* [Data lines]

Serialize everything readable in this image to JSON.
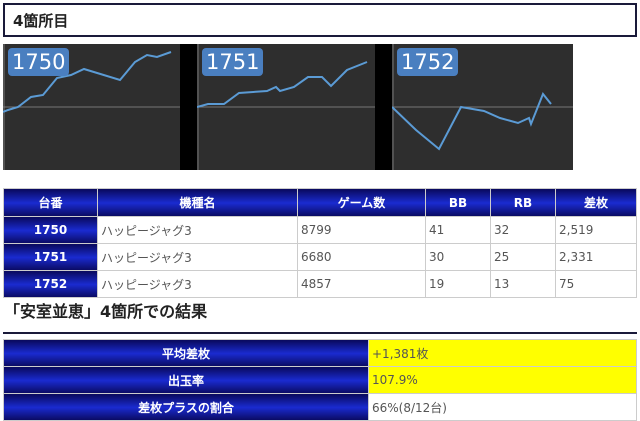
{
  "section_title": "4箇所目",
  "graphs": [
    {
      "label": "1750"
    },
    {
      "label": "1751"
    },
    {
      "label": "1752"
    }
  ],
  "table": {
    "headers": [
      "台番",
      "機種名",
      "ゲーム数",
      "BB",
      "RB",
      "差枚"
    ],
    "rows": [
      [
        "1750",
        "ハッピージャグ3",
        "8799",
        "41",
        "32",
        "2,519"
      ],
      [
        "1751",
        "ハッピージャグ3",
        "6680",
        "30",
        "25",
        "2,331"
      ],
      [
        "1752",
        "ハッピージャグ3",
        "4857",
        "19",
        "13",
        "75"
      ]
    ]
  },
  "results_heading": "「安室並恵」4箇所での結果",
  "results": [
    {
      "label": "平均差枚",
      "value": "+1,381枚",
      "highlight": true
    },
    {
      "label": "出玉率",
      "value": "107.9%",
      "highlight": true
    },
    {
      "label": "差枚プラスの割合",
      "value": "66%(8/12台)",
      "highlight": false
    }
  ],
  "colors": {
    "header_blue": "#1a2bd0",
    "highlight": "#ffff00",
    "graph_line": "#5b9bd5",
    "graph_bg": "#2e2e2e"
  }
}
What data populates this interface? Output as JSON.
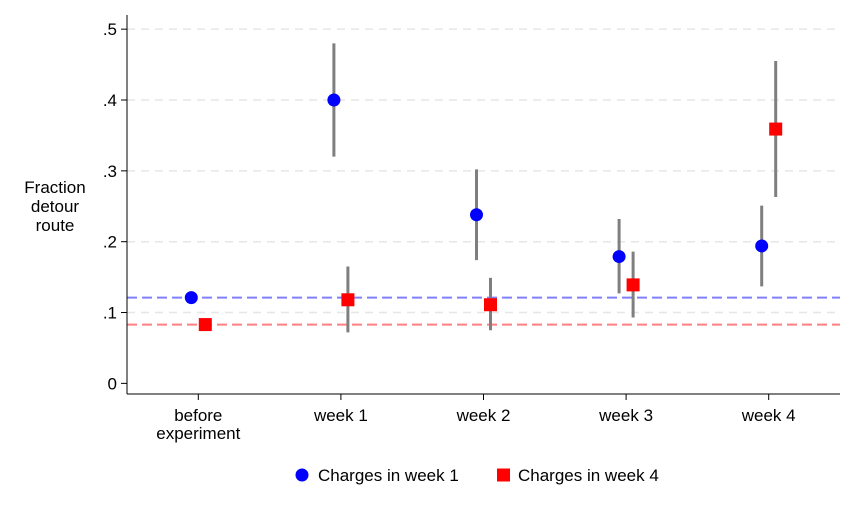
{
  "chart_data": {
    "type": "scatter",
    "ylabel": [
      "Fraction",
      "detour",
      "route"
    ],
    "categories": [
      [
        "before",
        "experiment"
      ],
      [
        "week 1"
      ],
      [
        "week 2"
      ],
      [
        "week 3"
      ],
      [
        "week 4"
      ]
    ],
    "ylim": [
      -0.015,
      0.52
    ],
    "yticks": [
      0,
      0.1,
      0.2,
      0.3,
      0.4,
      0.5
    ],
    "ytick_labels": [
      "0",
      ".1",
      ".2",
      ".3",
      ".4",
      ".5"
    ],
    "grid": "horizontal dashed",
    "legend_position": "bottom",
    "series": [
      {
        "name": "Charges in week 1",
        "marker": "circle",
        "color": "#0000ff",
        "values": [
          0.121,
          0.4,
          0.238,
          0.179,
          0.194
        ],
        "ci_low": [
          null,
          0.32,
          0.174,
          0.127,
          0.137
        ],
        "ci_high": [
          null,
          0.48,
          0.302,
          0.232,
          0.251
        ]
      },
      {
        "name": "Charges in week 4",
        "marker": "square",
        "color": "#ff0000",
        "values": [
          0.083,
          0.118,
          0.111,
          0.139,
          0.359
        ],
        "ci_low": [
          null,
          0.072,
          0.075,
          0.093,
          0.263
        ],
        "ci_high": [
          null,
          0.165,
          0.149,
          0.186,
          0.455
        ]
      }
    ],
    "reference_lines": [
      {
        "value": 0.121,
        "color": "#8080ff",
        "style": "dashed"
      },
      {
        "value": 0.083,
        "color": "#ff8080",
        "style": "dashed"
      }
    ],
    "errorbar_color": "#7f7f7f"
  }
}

* [The exercise]
Look through the entries and return every line where "highlight" appears.

* [The solution]
      "highlight": true
      "highlight": true
      "highlight": false
    "highlight": "#ffff00",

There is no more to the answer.